*YOUR OBJECTIVE*: Read the data and repeat it in full, exactly.

*****

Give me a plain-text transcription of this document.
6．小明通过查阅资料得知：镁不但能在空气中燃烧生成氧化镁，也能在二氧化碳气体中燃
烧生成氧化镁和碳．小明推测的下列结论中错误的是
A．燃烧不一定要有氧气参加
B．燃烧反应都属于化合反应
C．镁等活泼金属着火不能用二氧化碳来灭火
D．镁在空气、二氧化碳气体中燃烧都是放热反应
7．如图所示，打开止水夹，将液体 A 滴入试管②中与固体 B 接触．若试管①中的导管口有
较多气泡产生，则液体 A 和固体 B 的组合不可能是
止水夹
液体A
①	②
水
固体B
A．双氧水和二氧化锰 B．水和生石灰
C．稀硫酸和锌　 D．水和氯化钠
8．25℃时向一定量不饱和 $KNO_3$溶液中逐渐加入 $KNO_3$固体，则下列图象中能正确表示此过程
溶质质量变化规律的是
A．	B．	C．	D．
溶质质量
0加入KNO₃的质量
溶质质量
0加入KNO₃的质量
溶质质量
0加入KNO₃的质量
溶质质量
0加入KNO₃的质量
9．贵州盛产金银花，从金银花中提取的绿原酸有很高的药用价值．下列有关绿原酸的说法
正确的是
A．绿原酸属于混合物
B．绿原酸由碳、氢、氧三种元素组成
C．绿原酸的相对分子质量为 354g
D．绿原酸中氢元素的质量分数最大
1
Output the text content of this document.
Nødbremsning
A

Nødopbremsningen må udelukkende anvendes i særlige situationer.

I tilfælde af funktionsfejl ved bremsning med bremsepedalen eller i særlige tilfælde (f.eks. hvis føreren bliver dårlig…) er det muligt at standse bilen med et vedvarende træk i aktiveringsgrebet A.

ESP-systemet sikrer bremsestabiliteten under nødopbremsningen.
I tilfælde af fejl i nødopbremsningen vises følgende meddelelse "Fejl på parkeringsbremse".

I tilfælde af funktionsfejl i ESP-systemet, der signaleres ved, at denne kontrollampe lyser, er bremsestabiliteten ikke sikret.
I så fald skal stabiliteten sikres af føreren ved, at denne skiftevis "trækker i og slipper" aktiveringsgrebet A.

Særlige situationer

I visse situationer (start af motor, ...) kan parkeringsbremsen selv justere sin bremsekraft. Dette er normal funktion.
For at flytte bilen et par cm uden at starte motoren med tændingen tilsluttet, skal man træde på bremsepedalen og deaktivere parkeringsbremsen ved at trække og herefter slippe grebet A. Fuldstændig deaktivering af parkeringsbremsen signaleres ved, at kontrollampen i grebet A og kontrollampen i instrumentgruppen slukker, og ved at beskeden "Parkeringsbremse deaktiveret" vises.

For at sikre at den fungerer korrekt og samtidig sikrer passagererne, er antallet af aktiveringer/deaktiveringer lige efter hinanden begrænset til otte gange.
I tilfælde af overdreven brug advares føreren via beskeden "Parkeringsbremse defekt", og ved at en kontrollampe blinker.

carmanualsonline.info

*****

*RESULT FOR THIS TASK*:
Give me a plain-text transcription of this document.
6．小明通过查阅资料得知：镁不但能在空气中燃烧生成氧化镁，也能在二氧化碳气体中燃
烧生成氧化镁和碳．小明推测的下列结论中错误的是
A．燃烧不一定要有氧气参加
B．燃烧反应都属于化合反应
C．镁等活泼金属着火不能用二氧化碳来灭火
D．镁在空气、二氧化碳气体中燃烧都是放热反应
7．如图所示，打开止水夹，将液体 A 滴入试管②中与固体 B 接触．若试管①中的导管口有
较多气泡产生，则液体 A 和固体 B 的组合不可能是
止水夹
液体A
①	②
水
固体B
A．双氧水和二氧化锰 B．水和生石灰
C．稀硫酸和锌　 D．水和氯化钠
8．25℃时向一定量不饱和 $KNO_3$溶液中逐渐加入 $KNO_3$固体，则下列图象中能正确表示此过程
溶质质量变化规律的是
A．	B．	C．	D．
溶质质量
0加入KNO₃的质量
溶质质量
0加入KNO₃的质量
溶质质量
0加入KNO₃的质量
溶质质量
0加入KNO₃的质量
9．贵州盛产金银花，从金银花中提取的绿原酸有很高的药用价值．下列有关绿原酸的说法
正确的是
A．绿原酸属于混合物
B．绿原酸由碳、氢、氧三种元素组成
C．绿原酸的相对分子质量为 354g
D．绿原酸中氢元素的质量分数最大
1
Output the text content of this document.
Nødbremsning
A

Nødopbremsningen må udelukkende anvendes i særlige situationer.

I tilfælde af funktionsfejl ved bremsning med bremsepedalen eller i særlige tilfælde (f.eks. hvis føreren bliver dårlig…) er det muligt at standse bilen med et vedvarende træk i aktiveringsgrebet A.

ESP-systemet sikrer bremsestabiliteten under nødopbremsningen.
I tilfælde af fejl i nødopbremsningen vises følgende meddelelse "Fejl på parkeringsbremse".

I tilfælde af funktionsfejl i ESP-systemet, der signaleres ved, at denne kontrollampe lyser, er bremsestabiliteten ikke sikret.
I så fald skal stabiliteten sikres af føreren ved, at denne skiftevis "trækker i og slipper" aktiveringsgrebet A.

Særlige situationer

I visse situationer (start af motor, ...) kan parkeringsbremsen selv justere sin bremsekraft. Dette er normal funktion.
For at flytte bilen et par cm uden at starte motoren med tændingen tilsluttet, skal man træde på bremsepedalen og deaktivere parkeringsbremsen ved at trække og herefter slippe grebet A. Fuldstændig deaktivering af parkeringsbremsen signaleres ved, at kontrollampen i grebet A og kontrollampen i instrumentgruppen slukker, og ved at beskeden "Parkeringsbremse deaktiveret" vises.

For at sikre at den fungerer korrekt og samtidig sikrer passagererne, er antallet af aktiveringer/deaktiveringer lige efter hinanden begrænset til otte gange.
I tilfælde af overdreven brug advares føreren via beskeden "Parkeringsbremse defekt", og ved at en kontrollampe blinker.

carmanualsonline.info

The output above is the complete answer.